<<<<
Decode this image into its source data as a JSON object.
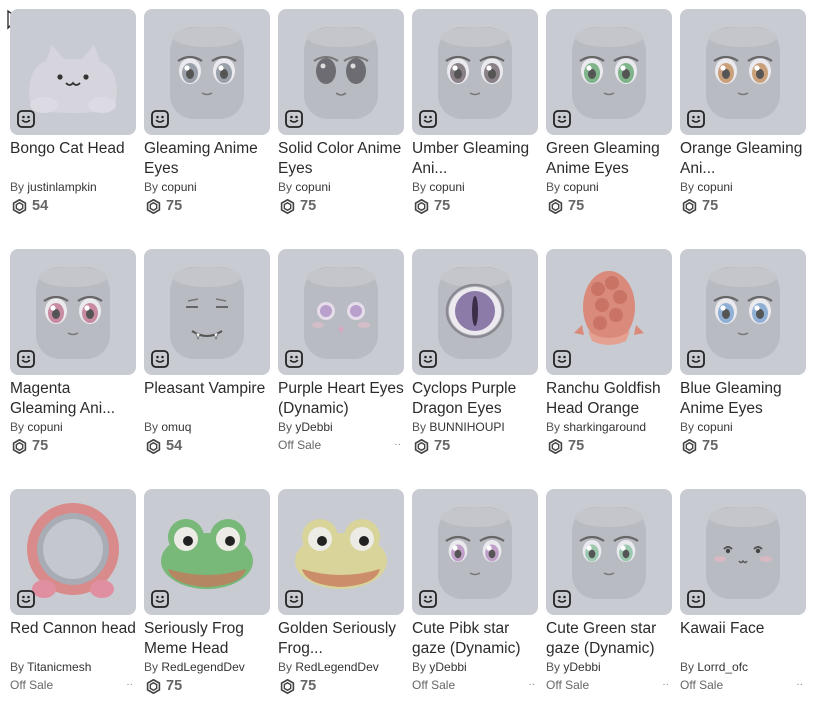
{
  "items": [
    {
      "name": "Bongo Cat Head",
      "creator": "justinlampkin",
      "price": "54",
      "art": "cat"
    },
    {
      "name": "Gleaming Anime Eyes",
      "creator": "copuni",
      "price": "75",
      "art": "eyes",
      "iris": "#9aa0aa"
    },
    {
      "name": "Solid Color Anime Eyes",
      "creator": "copuni",
      "price": "75",
      "art": "solid"
    },
    {
      "name": "Umber Gleaming Ani...",
      "creator": "copuni",
      "price": "75",
      "art": "eyes",
      "iris": "#8a8088"
    },
    {
      "name": "Green Gleaming Anime Eyes",
      "creator": "copuni",
      "price": "75",
      "art": "eyes",
      "iris": "#7fb48a"
    },
    {
      "name": "Orange Gleaming Ani...",
      "creator": "copuni",
      "price": "75",
      "art": "eyes",
      "iris": "#c9a07a"
    },
    {
      "name": "Magenta Gleaming Ani...",
      "creator": "copuni",
      "price": "75",
      "art": "eyes",
      "iris": "#c88aa0"
    },
    {
      "name": "Pleasant Vampire",
      "creator": "omuq",
      "price": "54",
      "art": "vampire"
    },
    {
      "name": "Purple Heart Eyes (Dynamic)",
      "creator": "yDebbi",
      "offsale": "Off Sale",
      "art": "heart"
    },
    {
      "name": "Cyclops Purple Dragon Eyes",
      "creator": "BUNNIHOUPI",
      "price": "75",
      "art": "cyclops"
    },
    {
      "name": "Ranchu Goldfish Head Orange",
      "creator": "sharkingaround",
      "price": "75",
      "art": "goldfish"
    },
    {
      "name": "Blue Gleaming Anime Eyes",
      "creator": "copuni",
      "price": "75",
      "art": "eyes",
      "iris": "#8fb0d4"
    },
    {
      "name": "Red Cannon head",
      "creator": "Titanicmesh",
      "offsale": "Off Sale",
      "art": "cannon"
    },
    {
      "name": "Seriously Frog Meme Head",
      "creator": "RedLegendDev",
      "price": "75",
      "art": "frog",
      "skin": "#78b878"
    },
    {
      "name": "Golden Seriously Frog...",
      "creator": "RedLegendDev",
      "price": "75",
      "art": "frog",
      "skin": "#d8d49a"
    },
    {
      "name": "Cute Pibk star gaze (Dynamic)",
      "creator": "yDebbi",
      "offsale": "Off Sale",
      "art": "gaze",
      "iris": "#c0a0c8"
    },
    {
      "name": "Cute Green star gaze (Dynamic)",
      "creator": "yDebbi",
      "offsale": "Off Sale",
      "art": "gaze",
      "iris": "#9cc8b0"
    },
    {
      "name": "Kawaii Face",
      "creator": "Lorrd_ofc",
      "offsale": "Off Sale",
      "art": "kawaii"
    }
  ],
  "labels": {
    "by": "By",
    "more": "··"
  },
  "colors": {
    "thumb_bg": "#c9cbd2",
    "head": "#b9bbc2",
    "text": "#2b2b2b",
    "muted": "#666666"
  }
}
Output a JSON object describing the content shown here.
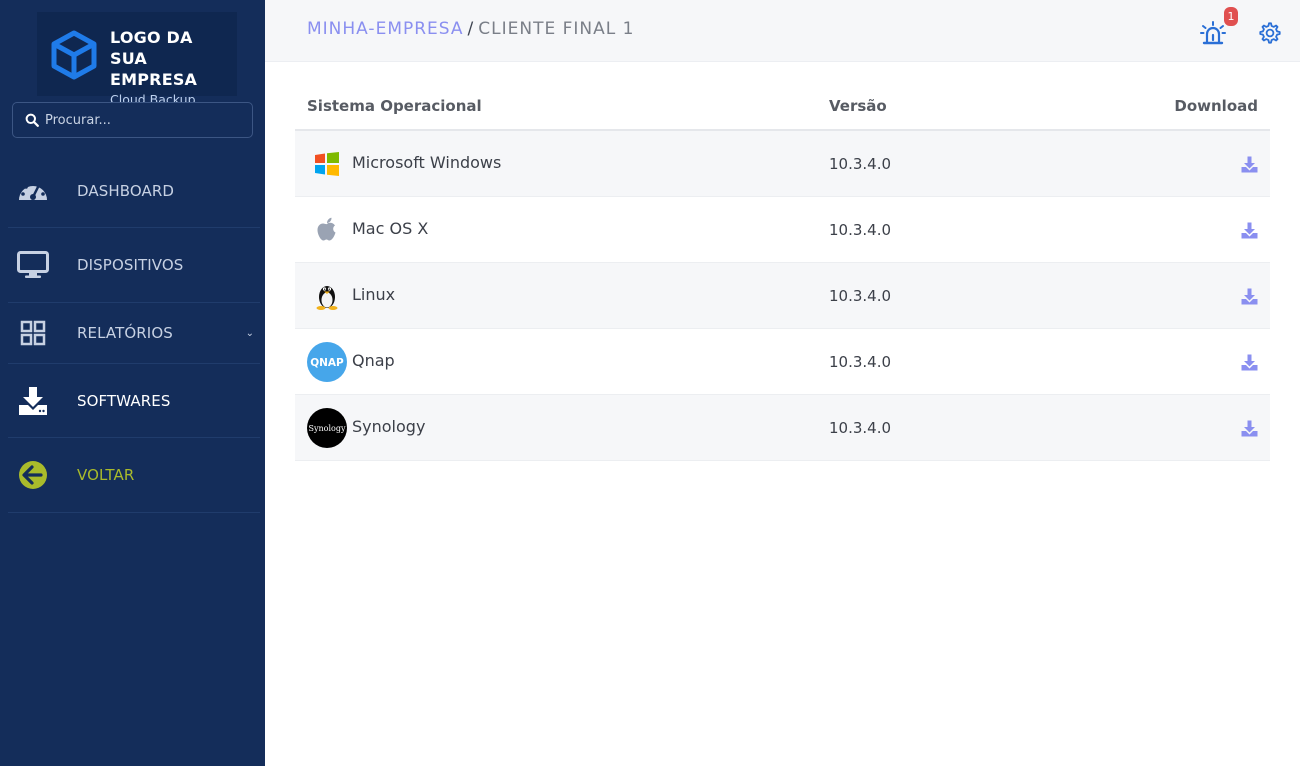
{
  "brand": {
    "line1": "LOGO DA",
    "line2": "SUA EMPRESA",
    "sub": "Cloud Backup"
  },
  "search": {
    "placeholder": "Procurar..."
  },
  "nav": {
    "items": [
      {
        "label": "DASHBOARD",
        "icon": "gauge-icon"
      },
      {
        "label": "DISPOSITIVOS",
        "icon": "monitor-icon"
      },
      {
        "label": "RELATÓRIOS",
        "icon": "grid-icon"
      },
      {
        "label": "SOFTWARES",
        "icon": "download-tray-icon"
      },
      {
        "label": "VOLTAR",
        "icon": "arrow-left-circle-icon"
      }
    ]
  },
  "header": {
    "breadcrumb_link": "MINHA-EMPRESA",
    "breadcrumb_sep": "/",
    "breadcrumb_current": "CLIENTE FINAL 1",
    "notification_count": "1"
  },
  "table": {
    "columns": [
      "Sistema Operacional",
      "Versão",
      "Download"
    ],
    "rows": [
      {
        "name": "Microsoft Windows",
        "version": "10.3.4.0",
        "logo": "windows-logo"
      },
      {
        "name": "Mac OS X",
        "version": "10.3.4.0",
        "logo": "apple-logo"
      },
      {
        "name": "Linux",
        "version": "10.3.4.0",
        "logo": "tux-logo"
      },
      {
        "name": "Qnap",
        "version": "10.3.4.0",
        "logo": "qnap-logo",
        "logo_text": "QNAP"
      },
      {
        "name": "Synology",
        "version": "10.3.4.0",
        "logo": "synology-logo",
        "logo_text": "Synology"
      }
    ]
  },
  "colors": {
    "sidebar": "#142d5a",
    "accent": "#8a8ff0",
    "back": "#a9bb2b",
    "badge": "#e05050",
    "icon_blue": "#2a6fd6"
  }
}
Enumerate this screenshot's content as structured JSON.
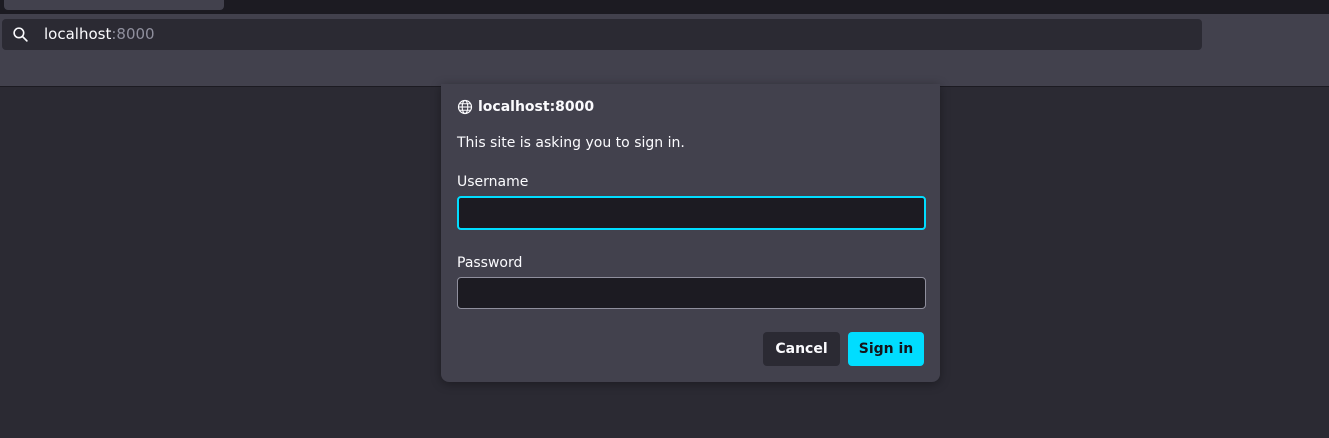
{
  "browser": {
    "url_host": "localhost",
    "url_port": ":8000",
    "search_icon": "search-icon"
  },
  "dialog": {
    "globe_icon": "globe-icon",
    "origin": "localhost:8000",
    "message": "This site is asking you to sign in.",
    "username_label": "Username",
    "username_value": "",
    "password_label": "Password",
    "password_value": "",
    "cancel_label": "Cancel",
    "signin_label": "Sign in"
  },
  "colors": {
    "accent": "#00ddff",
    "dialog_bg": "#42414d",
    "page_bg": "#2b2a33"
  }
}
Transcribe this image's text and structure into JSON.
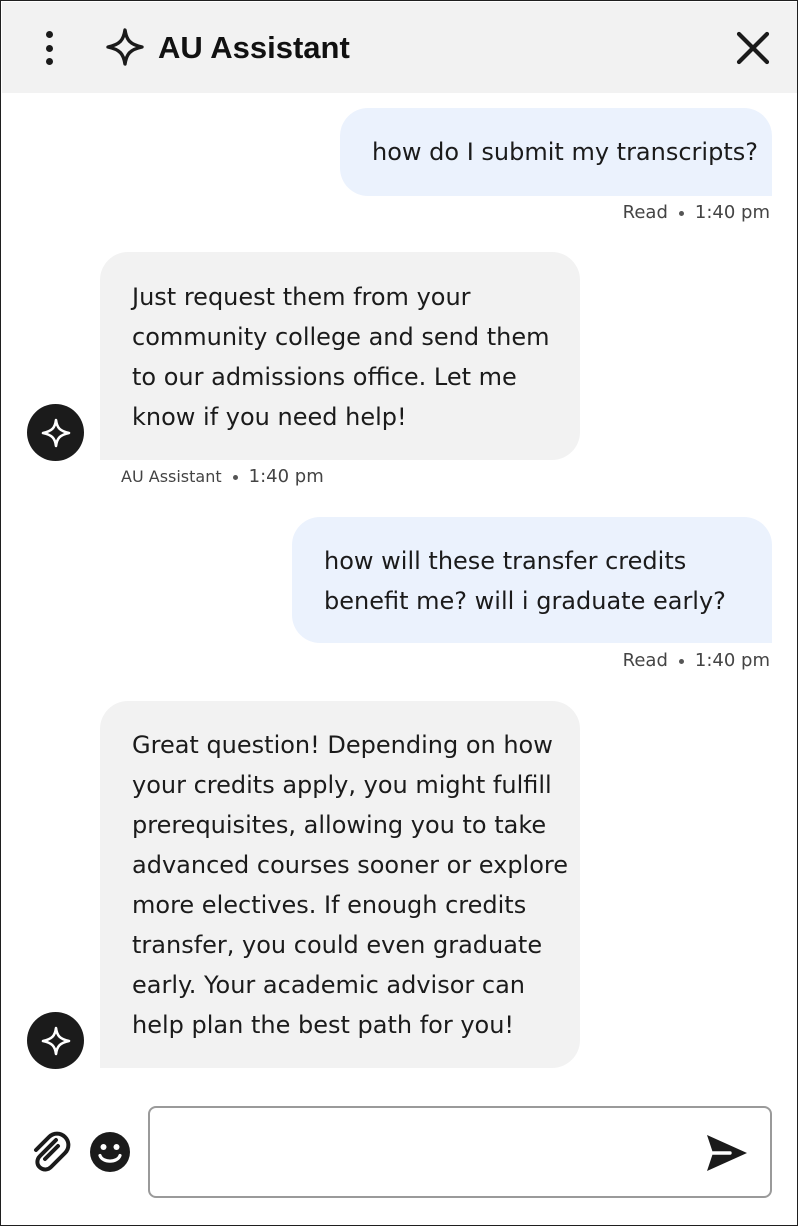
{
  "header": {
    "title": "AU Assistant",
    "menu_icon": "more-vertical-icon",
    "logo_icon": "sparkle-icon",
    "close_icon": "close-icon"
  },
  "colors": {
    "header_bg": "#f2f2f2",
    "user_bubble": "#ebf2fd",
    "bot_bubble": "#f2f2f2",
    "avatar_bg": "#1b1b1b"
  },
  "messages": [
    {
      "role": "user",
      "text": "how do I submit my transcripts?",
      "status": "Read",
      "time": "1:40 pm"
    },
    {
      "role": "assistant",
      "text": "Just request them from your\ncommunity college and send them\nto our admissions office. Let me\nknow if you need help!",
      "sender": "AU Assistant",
      "time": "1:40 pm"
    },
    {
      "role": "user",
      "text": "how will these transfer credits\nbenefit me? will i graduate early?",
      "status": "Read",
      "time": "1:40 pm"
    },
    {
      "role": "assistant",
      "text": "Great question! Depending on how\nyour credits apply, you might fulfill\nprerequisites, allowing you to take\nadvanced courses sooner or explore\nmore electives. If enough credits\ntransfer, you could even graduate\nearly. Your academic advisor can\nhelp plan the best path for you!"
    }
  ],
  "composer": {
    "value": "",
    "placeholder": "",
    "attach_icon": "paperclip-icon",
    "emoji_icon": "emoji-icon",
    "send_icon": "send-icon"
  }
}
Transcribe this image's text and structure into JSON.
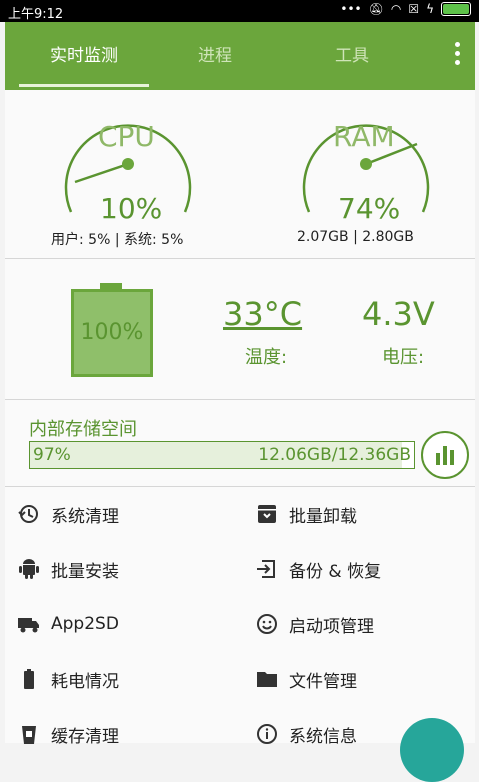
{
  "status_bar": {
    "time": "上午9:12"
  },
  "tabs": [
    {
      "label": "实时监测"
    },
    {
      "label": "进程"
    },
    {
      "label": "工具"
    }
  ],
  "cpu": {
    "title": "CPU",
    "percent": "10%",
    "detail": "用户: 5% | 系统: 5%"
  },
  "ram": {
    "title": "RAM",
    "percent": "74%",
    "detail": "2.07GB | 2.80GB"
  },
  "battery": {
    "percent": "100%",
    "level": 1.0
  },
  "temperature": {
    "value": "33°C",
    "label": "温度:"
  },
  "voltage": {
    "value": "4.3V",
    "label": "电压:"
  },
  "storage": {
    "title": "内部存储空间",
    "percent": "97%",
    "usage": "12.06GB/12.36GB",
    "level": 0.97
  },
  "menu": {
    "left": [
      {
        "label": "系统清理",
        "icon": "history-icon"
      },
      {
        "label": "批量安装",
        "icon": "android-icon"
      },
      {
        "label": "App2SD",
        "icon": "truck-icon"
      },
      {
        "label": "耗电情况",
        "icon": "battery-icon"
      },
      {
        "label": "缓存清理",
        "icon": "trash-icon"
      }
    ],
    "right": [
      {
        "label": "批量卸载",
        "icon": "archive-icon"
      },
      {
        "label": "备份 & 恢复",
        "icon": "restore-icon"
      },
      {
        "label": "启动项管理",
        "icon": "smiley-icon"
      },
      {
        "label": "文件管理",
        "icon": "folder-icon"
      },
      {
        "label": "系统信息",
        "icon": "info-icon"
      }
    ]
  },
  "colors": {
    "accent": "#6ba63c",
    "gauge": "#5a9430",
    "fab": "#26a69a"
  }
}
>>>>
EXERCISE DESCRIPTION:
Copy out every line that includes the word "title".

WRITTEN RESPONSE:
    "title": "AU Assistant",
    "title": "CPU",
    "title": "RAM",
    "title": "内部存储空间",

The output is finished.